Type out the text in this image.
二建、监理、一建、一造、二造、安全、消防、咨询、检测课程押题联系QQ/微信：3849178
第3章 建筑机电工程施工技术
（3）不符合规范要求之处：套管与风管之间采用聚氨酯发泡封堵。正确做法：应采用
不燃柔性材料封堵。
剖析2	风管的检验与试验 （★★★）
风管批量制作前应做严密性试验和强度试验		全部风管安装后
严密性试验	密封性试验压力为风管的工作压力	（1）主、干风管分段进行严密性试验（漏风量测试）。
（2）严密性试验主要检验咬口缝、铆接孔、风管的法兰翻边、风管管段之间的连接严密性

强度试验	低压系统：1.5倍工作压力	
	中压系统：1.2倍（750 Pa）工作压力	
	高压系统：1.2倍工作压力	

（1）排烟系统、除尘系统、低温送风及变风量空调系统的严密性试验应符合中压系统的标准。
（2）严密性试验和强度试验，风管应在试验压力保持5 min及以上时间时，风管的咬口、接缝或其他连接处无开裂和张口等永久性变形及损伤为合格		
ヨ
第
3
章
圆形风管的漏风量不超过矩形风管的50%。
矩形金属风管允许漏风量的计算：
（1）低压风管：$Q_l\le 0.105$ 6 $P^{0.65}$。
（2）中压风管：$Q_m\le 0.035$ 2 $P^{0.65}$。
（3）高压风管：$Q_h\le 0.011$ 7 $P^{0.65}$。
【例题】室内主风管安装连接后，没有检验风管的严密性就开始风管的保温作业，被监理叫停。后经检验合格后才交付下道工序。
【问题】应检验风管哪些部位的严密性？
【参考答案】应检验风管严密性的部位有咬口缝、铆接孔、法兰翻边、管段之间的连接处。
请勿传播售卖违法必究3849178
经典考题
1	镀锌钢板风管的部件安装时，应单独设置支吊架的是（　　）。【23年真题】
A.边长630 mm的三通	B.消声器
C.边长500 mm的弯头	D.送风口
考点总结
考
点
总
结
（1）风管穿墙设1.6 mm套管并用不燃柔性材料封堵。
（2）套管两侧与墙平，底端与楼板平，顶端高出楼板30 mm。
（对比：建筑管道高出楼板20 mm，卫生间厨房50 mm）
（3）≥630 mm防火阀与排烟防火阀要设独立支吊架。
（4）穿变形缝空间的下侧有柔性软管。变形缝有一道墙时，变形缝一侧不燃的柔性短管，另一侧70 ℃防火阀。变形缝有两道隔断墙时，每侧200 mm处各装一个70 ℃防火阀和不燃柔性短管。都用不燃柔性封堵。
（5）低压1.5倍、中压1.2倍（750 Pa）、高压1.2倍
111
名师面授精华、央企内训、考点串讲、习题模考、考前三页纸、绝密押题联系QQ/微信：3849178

—————

__REQUIRED TASK__. Retype the whole listing, matching it exactly.

__EXERCISE RESULT__.
Type out the text in this image.
二建、监理、一建、一造、二造、安全、消防、咨询、检测课程押题联系QQ/微信：3849178
第3章 建筑机电工程施工技术
（3）不符合规范要求之处：套管与风管之间采用聚氨酯发泡封堵。正确做法：应采用
不燃柔性材料封堵。
剖析2	风管的检验与试验 （★★★）
风管批量制作前应做严密性试验和强度试验		全部风管安装后
严密性试验	密封性试验压力为风管的工作压力	（1）主、干风管分段进行严密性试验（漏风量测试）。
（2）严密性试验主要检验咬口缝、铆接孔、风管的法兰翻边、风管管段之间的连接严密性

强度试验	低压系统：1.5倍工作压力	
	中压系统：1.2倍（750 Pa）工作压力	
	高压系统：1.2倍工作压力	

（1）排烟系统、除尘系统、低温送风及变风量空调系统的严密性试验应符合中压系统的标准。
（2）严密性试验和强度试验，风管应在试验压力保持5 min及以上时间时，风管的咬口、接缝或其他连接处无开裂和张口等永久性变形及损伤为合格		
ヨ
第
3
章
圆形风管的漏风量不超过矩形风管的50%。
矩形金属风管允许漏风量的计算：
（1）低压风管：$Q_l\le 0.105$ 6 $P^{0.65}$。
（2）中压风管：$Q_m\le 0.035$ 2 $P^{0.65}$。
（3）高压风管：$Q_h\le 0.011$ 7 $P^{0.65}$。
【例题】室内主风管安装连接后，没有检验风管的严密性就开始风管的保温作业，被监理叫停。后经检验合格后才交付下道工序。
【问题】应检验风管哪些部位的严密性？
【参考答案】应检验风管严密性的部位有咬口缝、铆接孔、法兰翻边、管段之间的连接处。
请勿传播售卖违法必究3849178
经典考题
1	镀锌钢板风管的部件安装时，应单独设置支吊架的是（　　）。【23年真题】
A.边长630 mm的三通	B.消声器
C.边长500 mm的弯头	D.送风口
考点总结
考
点
总
结
（1）风管穿墙设1.6 mm套管并用不燃柔性材料封堵。
（2）套管两侧与墙平，底端与楼板平，顶端高出楼板30 mm。
（对比：建筑管道高出楼板20 mm，卫生间厨房50 mm）
（3）≥630 mm防火阀与排烟防火阀要设独立支吊架。
（4）穿变形缝空间的下侧有柔性软管。变形缝有一道墙时，变形缝一侧不燃的柔性短管，另一侧70 ℃防火阀。变形缝有两道隔断墙时，每侧200 mm处各装一个70 ℃防火阀和不燃柔性短管。都用不燃柔性封堵。
（5）低压1.5倍、中压1.2倍（750 Pa）、高压1.2倍
111
名师面授精华、央企内训、考点串讲、习题模考、考前三页纸、绝密押题联系QQ/微信：3849178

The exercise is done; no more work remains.